Figure data in JSON:
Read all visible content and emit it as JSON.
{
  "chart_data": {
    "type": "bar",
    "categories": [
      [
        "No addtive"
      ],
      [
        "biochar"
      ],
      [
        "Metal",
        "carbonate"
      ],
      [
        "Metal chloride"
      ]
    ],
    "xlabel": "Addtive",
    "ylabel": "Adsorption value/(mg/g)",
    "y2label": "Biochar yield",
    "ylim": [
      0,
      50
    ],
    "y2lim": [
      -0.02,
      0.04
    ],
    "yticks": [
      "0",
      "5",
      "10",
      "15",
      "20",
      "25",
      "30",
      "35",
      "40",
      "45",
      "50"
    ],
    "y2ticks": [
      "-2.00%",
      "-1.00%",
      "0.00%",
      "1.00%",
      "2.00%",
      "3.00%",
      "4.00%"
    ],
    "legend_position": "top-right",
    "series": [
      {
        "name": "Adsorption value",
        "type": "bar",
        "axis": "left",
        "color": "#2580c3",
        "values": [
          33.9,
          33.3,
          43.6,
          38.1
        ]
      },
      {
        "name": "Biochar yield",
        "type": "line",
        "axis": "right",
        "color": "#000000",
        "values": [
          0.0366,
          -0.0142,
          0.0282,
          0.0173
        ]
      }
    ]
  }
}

Challenge: The records above should be repeated in full, exactly as given.

Expected answer:
Read all visible content and emit it as JSON.
{
  "chart_data": {
    "type": "bar",
    "categories": [
      [
        "No addtive"
      ],
      [
        "biochar"
      ],
      [
        "Metal",
        "carbonate"
      ],
      [
        "Metal chloride"
      ]
    ],
    "xlabel": "Addtive",
    "ylabel": "Adsorption value/(mg/g)",
    "y2label": "Biochar yield",
    "ylim": [
      0,
      50
    ],
    "y2lim": [
      -0.02,
      0.04
    ],
    "yticks": [
      "0",
      "5",
      "10",
      "15",
      "20",
      "25",
      "30",
      "35",
      "40",
      "45",
      "50"
    ],
    "y2ticks": [
      "-2.00%",
      "-1.00%",
      "0.00%",
      "1.00%",
      "2.00%",
      "3.00%",
      "4.00%"
    ],
    "legend_position": "top-right",
    "series": [
      {
        "name": "Adsorption value",
        "type": "bar",
        "axis": "left",
        "color": "#2580c3",
        "values": [
          33.9,
          33.3,
          43.6,
          38.1
        ]
      },
      {
        "name": "Biochar yield",
        "type": "line",
        "axis": "right",
        "color": "#000000",
        "values": [
          0.0366,
          -0.0142,
          0.0282,
          0.0173
        ]
      }
    ]
  }
}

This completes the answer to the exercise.